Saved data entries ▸
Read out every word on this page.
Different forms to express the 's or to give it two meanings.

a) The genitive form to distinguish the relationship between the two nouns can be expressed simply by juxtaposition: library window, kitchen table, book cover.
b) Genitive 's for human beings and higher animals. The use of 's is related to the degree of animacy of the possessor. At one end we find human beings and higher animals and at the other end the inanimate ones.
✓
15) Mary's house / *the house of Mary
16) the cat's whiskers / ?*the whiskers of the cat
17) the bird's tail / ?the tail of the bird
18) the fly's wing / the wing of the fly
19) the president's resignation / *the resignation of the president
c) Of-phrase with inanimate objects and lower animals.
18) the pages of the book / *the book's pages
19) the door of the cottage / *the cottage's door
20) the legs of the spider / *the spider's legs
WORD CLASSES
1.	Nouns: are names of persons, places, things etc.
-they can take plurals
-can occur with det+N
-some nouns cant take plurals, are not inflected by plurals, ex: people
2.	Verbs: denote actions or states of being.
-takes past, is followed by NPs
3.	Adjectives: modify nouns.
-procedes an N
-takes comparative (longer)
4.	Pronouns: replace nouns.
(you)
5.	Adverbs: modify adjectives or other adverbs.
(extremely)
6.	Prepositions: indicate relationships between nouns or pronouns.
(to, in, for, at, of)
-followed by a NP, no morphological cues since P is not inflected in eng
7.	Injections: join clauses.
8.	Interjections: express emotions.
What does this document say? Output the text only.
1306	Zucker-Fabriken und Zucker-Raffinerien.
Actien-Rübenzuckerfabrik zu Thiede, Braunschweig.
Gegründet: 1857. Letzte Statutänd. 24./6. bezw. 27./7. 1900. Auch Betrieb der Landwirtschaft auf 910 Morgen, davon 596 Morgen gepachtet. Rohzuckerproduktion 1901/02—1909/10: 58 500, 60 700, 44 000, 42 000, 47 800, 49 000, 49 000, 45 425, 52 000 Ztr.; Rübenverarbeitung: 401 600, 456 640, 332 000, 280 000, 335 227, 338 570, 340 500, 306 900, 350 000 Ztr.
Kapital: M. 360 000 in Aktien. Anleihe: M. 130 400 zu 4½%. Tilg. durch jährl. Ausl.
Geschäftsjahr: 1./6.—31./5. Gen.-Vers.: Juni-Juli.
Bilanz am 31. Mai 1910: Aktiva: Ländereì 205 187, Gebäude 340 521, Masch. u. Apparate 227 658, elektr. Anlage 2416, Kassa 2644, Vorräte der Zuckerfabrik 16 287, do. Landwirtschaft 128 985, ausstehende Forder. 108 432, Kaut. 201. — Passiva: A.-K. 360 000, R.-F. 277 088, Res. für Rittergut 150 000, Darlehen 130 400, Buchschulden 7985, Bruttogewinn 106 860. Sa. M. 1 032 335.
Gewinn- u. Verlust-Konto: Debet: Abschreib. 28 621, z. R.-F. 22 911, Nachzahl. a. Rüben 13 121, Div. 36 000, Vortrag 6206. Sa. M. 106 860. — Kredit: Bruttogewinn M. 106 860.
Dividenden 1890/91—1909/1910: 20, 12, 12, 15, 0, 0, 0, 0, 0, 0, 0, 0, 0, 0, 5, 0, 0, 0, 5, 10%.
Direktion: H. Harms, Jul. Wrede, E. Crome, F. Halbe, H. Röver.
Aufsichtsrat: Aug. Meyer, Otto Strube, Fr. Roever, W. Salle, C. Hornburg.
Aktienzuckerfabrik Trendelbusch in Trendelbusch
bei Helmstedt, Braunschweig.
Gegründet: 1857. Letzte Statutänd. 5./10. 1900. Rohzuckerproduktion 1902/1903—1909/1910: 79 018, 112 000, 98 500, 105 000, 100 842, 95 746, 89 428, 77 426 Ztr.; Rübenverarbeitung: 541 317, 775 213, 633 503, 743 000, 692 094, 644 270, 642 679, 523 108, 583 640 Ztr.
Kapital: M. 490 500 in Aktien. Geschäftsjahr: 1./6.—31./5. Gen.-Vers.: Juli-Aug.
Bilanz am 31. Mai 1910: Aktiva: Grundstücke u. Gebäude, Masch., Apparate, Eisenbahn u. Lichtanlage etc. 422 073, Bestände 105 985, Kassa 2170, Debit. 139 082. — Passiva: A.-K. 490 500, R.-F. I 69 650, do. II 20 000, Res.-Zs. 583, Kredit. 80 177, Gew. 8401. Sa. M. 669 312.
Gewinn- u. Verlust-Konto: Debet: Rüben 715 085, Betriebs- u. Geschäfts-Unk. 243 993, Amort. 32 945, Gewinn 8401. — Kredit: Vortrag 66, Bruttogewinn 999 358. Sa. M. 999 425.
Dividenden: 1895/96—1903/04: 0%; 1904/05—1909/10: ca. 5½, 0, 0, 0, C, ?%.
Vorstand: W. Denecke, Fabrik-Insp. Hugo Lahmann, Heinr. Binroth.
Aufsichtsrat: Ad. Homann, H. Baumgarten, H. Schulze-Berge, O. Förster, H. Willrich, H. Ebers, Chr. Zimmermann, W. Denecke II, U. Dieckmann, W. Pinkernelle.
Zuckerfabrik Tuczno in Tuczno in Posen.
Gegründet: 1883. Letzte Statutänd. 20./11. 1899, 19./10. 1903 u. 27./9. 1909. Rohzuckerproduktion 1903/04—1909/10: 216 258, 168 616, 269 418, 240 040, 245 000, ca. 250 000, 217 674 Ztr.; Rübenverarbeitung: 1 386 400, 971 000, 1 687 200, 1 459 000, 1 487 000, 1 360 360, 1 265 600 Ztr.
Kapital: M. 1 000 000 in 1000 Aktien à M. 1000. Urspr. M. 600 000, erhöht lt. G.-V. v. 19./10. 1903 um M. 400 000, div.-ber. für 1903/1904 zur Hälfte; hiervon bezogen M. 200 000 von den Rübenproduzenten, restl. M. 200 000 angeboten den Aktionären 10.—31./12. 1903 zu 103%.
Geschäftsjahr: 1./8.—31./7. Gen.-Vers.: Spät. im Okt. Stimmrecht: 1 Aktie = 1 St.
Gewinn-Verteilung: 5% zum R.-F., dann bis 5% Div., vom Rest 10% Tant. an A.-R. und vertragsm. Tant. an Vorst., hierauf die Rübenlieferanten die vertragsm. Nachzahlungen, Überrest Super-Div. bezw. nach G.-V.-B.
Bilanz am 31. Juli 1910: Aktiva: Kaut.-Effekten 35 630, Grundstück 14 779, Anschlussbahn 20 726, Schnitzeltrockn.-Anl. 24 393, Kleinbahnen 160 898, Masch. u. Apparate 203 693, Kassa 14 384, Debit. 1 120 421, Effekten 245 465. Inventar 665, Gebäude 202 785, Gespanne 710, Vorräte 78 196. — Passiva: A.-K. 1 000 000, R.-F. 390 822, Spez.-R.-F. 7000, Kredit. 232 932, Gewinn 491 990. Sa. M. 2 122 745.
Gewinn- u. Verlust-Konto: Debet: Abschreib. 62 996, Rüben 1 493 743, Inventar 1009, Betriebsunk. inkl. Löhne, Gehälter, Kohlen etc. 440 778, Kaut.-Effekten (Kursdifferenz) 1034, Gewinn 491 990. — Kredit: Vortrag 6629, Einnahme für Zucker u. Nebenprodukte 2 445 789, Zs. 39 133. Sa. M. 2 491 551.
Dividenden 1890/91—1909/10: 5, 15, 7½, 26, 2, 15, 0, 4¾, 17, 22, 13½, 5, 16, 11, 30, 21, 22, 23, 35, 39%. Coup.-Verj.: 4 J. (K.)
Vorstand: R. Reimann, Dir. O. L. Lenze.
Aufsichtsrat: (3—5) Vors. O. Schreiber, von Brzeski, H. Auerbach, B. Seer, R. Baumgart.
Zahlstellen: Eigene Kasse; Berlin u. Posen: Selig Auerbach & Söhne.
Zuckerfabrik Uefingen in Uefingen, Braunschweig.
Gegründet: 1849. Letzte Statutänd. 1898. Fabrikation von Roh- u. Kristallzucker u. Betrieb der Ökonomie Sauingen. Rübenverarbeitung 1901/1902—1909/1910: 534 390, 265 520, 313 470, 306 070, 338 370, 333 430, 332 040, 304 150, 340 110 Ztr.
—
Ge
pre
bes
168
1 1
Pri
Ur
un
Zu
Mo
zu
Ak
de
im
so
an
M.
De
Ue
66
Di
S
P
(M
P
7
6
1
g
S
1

Stated task ▸
Answer only with how many lines in the records include "bezw".

Answer in full ▸
2